Instructions to follow:
Every line below is to be quoted exactly, with nothing added or dropped.

----

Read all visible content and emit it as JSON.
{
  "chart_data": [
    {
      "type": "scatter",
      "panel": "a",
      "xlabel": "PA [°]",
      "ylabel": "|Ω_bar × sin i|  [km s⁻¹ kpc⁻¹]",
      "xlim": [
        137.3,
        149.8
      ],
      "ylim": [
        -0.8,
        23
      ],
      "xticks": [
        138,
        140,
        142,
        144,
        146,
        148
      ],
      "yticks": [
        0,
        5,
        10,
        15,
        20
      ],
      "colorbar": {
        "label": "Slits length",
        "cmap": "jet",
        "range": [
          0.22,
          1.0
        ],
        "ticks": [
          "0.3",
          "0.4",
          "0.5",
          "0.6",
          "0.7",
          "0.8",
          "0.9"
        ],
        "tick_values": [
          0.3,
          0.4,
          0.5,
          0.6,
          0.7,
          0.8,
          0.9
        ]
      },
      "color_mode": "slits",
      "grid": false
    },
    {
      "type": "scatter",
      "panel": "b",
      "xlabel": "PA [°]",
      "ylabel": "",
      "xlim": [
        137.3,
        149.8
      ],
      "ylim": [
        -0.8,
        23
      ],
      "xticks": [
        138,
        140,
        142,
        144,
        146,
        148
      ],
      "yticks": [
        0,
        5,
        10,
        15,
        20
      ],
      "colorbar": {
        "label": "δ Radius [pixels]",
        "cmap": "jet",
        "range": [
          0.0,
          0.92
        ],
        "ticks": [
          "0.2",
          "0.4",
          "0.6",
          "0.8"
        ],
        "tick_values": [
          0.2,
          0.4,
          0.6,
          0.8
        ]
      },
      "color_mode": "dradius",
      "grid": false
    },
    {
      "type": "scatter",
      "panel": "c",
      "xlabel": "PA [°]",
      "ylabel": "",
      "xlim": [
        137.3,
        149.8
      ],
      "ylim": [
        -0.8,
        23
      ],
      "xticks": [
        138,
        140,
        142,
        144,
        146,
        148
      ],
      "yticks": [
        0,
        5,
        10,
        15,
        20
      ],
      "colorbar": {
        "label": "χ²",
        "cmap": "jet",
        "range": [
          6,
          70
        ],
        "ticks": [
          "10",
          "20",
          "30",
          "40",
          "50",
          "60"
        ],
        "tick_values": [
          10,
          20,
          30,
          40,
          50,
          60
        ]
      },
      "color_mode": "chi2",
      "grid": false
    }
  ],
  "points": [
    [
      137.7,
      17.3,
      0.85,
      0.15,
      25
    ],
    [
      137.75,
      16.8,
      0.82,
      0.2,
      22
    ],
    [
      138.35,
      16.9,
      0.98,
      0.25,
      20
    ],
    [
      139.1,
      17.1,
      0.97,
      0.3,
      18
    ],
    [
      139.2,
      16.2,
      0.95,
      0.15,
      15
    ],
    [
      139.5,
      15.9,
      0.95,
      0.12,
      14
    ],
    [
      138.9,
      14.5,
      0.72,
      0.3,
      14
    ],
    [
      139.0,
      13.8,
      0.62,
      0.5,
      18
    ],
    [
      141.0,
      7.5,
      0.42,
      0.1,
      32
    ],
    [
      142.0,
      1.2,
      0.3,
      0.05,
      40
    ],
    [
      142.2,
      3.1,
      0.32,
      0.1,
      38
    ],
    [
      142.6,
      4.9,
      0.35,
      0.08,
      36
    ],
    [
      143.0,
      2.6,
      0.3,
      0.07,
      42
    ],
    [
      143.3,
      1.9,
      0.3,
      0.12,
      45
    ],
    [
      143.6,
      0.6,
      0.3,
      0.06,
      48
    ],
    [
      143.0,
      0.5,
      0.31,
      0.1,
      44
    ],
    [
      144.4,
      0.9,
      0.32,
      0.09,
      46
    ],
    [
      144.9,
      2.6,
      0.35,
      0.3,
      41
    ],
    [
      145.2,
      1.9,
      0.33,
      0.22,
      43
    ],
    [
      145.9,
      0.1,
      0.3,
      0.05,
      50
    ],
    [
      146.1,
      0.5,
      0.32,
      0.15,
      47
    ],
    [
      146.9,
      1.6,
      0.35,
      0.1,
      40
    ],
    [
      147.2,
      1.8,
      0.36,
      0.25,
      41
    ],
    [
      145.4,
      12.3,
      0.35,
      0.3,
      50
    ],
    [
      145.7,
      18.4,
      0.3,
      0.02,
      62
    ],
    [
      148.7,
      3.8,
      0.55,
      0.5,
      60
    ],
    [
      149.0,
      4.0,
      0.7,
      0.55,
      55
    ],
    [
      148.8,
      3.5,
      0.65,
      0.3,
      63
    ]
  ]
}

----

Answer to the exercise:
Read all visible content and emit it as JSON.
{
  "chart_data": [
    {
      "type": "scatter",
      "panel": "a",
      "xlabel": "PA [°]",
      "ylabel": "|Ω_bar × sin i|  [km s⁻¹ kpc⁻¹]",
      "xlim": [
        137.3,
        149.8
      ],
      "ylim": [
        -0.8,
        23
      ],
      "xticks": [
        138,
        140,
        142,
        144,
        146,
        148
      ],
      "yticks": [
        0,
        5,
        10,
        15,
        20
      ],
      "colorbar": {
        "label": "Slits length",
        "cmap": "jet",
        "range": [
          0.22,
          1.0
        ],
        "ticks": [
          "0.3",
          "0.4",
          "0.5",
          "0.6",
          "0.7",
          "0.8",
          "0.9"
        ],
        "tick_values": [
          0.3,
          0.4,
          0.5,
          0.6,
          0.7,
          0.8,
          0.9
        ]
      },
      "color_mode": "slits",
      "grid": false
    },
    {
      "type": "scatter",
      "panel": "b",
      "xlabel": "PA [°]",
      "ylabel": "",
      "xlim": [
        137.3,
        149.8
      ],
      "ylim": [
        -0.8,
        23
      ],
      "xticks": [
        138,
        140,
        142,
        144,
        146,
        148
      ],
      "yticks": [
        0,
        5,
        10,
        15,
        20
      ],
      "colorbar": {
        "label": "δ Radius [pixels]",
        "cmap": "jet",
        "range": [
          0.0,
          0.92
        ],
        "ticks": [
          "0.2",
          "0.4",
          "0.6",
          "0.8"
        ],
        "tick_values": [
          0.2,
          0.4,
          0.6,
          0.8
        ]
      },
      "color_mode": "dradius",
      "grid": false
    },
    {
      "type": "scatter",
      "panel": "c",
      "xlabel": "PA [°]",
      "ylabel": "",
      "xlim": [
        137.3,
        149.8
      ],
      "ylim": [
        -0.8,
        23
      ],
      "xticks": [
        138,
        140,
        142,
        144,
        146,
        148
      ],
      "yticks": [
        0,
        5,
        10,
        15,
        20
      ],
      "colorbar": {
        "label": "χ²",
        "cmap": "jet",
        "range": [
          6,
          70
        ],
        "ticks": [
          "10",
          "20",
          "30",
          "40",
          "50",
          "60"
        ],
        "tick_values": [
          10,
          20,
          30,
          40,
          50,
          60
        ]
      },
      "color_mode": "chi2",
      "grid": false
    }
  ],
  "points": [
    [
      137.7,
      17.3,
      0.85,
      0.15,
      25
    ],
    [
      137.75,
      16.8,
      0.82,
      0.2,
      22
    ],
    [
      138.35,
      16.9,
      0.98,
      0.25,
      20
    ],
    [
      139.1,
      17.1,
      0.97,
      0.3,
      18
    ],
    [
      139.2,
      16.2,
      0.95,
      0.15,
      15
    ],
    [
      139.5,
      15.9,
      0.95,
      0.12,
      14
    ],
    [
      138.9,
      14.5,
      0.72,
      0.3,
      14
    ],
    [
      139.0,
      13.8,
      0.62,
      0.5,
      18
    ],
    [
      141.0,
      7.5,
      0.42,
      0.1,
      32
    ],
    [
      142.0,
      1.2,
      0.3,
      0.05,
      40
    ],
    [
      142.2,
      3.1,
      0.32,
      0.1,
      38
    ],
    [
      142.6,
      4.9,
      0.35,
      0.08,
      36
    ],
    [
      143.0,
      2.6,
      0.3,
      0.07,
      42
    ],
    [
      143.3,
      1.9,
      0.3,
      0.12,
      45
    ],
    [
      143.6,
      0.6,
      0.3,
      0.06,
      48
    ],
    [
      143.0,
      0.5,
      0.31,
      0.1,
      44
    ],
    [
      144.4,
      0.9,
      0.32,
      0.09,
      46
    ],
    [
      144.9,
      2.6,
      0.35,
      0.3,
      41
    ],
    [
      145.2,
      1.9,
      0.33,
      0.22,
      43
    ],
    [
      145.9,
      0.1,
      0.3,
      0.05,
      50
    ],
    [
      146.1,
      0.5,
      0.32,
      0.15,
      47
    ],
    [
      146.9,
      1.6,
      0.35,
      0.1,
      40
    ],
    [
      147.2,
      1.8,
      0.36,
      0.25,
      41
    ],
    [
      145.4,
      12.3,
      0.35,
      0.3,
      50
    ],
    [
      145.7,
      18.4,
      0.3,
      0.02,
      62
    ],
    [
      148.7,
      3.8,
      0.55,
      0.5,
      60
    ],
    [
      149.0,
      4.0,
      0.7,
      0.55,
      55
    ],
    [
      148.8,
      3.5,
      0.65,
      0.3,
      63
    ]
  ]
}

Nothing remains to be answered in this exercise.